Your instructions: How many of the lines here include "рублей"? Answer with a single number.

-------- Input data --------

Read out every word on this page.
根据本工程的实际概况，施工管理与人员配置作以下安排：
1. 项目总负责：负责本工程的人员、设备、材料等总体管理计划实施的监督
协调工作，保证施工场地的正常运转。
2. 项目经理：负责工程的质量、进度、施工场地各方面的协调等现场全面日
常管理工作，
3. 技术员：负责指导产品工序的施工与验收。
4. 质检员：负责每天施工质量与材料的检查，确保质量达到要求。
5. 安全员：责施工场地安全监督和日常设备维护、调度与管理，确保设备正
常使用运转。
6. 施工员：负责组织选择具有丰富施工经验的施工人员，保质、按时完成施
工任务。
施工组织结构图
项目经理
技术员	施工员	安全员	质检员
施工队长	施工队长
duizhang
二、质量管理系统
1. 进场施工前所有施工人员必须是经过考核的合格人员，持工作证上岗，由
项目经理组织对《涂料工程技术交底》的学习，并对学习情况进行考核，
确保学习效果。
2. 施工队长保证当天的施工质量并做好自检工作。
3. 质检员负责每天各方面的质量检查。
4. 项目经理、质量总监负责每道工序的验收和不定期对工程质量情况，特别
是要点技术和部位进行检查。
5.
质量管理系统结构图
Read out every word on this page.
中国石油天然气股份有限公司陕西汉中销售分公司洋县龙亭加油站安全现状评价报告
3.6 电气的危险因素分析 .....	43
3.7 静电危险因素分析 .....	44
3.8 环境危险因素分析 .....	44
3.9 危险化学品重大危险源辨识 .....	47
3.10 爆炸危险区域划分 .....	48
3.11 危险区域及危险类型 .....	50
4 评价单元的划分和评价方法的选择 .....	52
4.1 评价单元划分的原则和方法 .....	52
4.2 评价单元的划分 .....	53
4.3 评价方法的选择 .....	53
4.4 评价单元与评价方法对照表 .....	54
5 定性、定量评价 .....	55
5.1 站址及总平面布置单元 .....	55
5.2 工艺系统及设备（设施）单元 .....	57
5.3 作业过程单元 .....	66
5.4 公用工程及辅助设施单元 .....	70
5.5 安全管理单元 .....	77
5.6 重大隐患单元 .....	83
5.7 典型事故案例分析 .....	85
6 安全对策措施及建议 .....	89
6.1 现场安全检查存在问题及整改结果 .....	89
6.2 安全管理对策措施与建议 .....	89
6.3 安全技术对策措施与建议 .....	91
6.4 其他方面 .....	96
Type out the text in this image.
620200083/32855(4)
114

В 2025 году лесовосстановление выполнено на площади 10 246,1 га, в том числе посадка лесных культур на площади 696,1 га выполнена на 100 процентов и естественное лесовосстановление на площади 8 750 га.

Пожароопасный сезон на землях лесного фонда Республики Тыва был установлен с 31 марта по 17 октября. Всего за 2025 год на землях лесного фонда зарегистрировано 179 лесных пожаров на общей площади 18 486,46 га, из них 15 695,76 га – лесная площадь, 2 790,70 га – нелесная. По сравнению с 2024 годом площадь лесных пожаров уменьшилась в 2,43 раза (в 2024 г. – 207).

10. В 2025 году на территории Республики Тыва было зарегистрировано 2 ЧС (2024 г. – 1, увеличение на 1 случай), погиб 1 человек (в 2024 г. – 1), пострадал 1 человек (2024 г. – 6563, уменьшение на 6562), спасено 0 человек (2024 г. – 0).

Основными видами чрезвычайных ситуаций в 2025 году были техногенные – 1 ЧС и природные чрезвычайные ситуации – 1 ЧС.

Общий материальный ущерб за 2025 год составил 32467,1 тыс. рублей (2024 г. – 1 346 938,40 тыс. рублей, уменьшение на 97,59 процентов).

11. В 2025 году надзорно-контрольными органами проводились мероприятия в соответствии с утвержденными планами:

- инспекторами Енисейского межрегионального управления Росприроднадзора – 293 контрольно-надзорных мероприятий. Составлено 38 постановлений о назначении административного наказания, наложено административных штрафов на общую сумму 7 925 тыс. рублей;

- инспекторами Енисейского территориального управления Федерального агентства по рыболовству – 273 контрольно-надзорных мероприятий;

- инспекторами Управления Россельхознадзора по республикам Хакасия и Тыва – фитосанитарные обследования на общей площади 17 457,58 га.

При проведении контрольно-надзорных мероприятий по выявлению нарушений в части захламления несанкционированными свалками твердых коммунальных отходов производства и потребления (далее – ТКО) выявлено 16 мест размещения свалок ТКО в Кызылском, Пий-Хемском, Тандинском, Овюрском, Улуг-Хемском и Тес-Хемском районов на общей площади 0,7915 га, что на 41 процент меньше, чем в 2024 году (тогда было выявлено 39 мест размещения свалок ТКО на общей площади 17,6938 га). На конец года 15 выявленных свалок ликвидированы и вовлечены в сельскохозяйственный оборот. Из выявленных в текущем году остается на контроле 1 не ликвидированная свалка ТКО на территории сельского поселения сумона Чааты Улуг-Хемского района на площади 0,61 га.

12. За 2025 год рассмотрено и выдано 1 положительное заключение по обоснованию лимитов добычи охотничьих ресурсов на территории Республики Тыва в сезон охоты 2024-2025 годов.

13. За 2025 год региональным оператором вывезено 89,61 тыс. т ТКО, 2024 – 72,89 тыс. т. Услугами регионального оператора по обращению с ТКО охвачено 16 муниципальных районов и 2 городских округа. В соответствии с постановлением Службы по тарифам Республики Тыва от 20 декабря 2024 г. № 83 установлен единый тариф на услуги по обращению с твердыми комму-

--------

Solution to this exercise: 2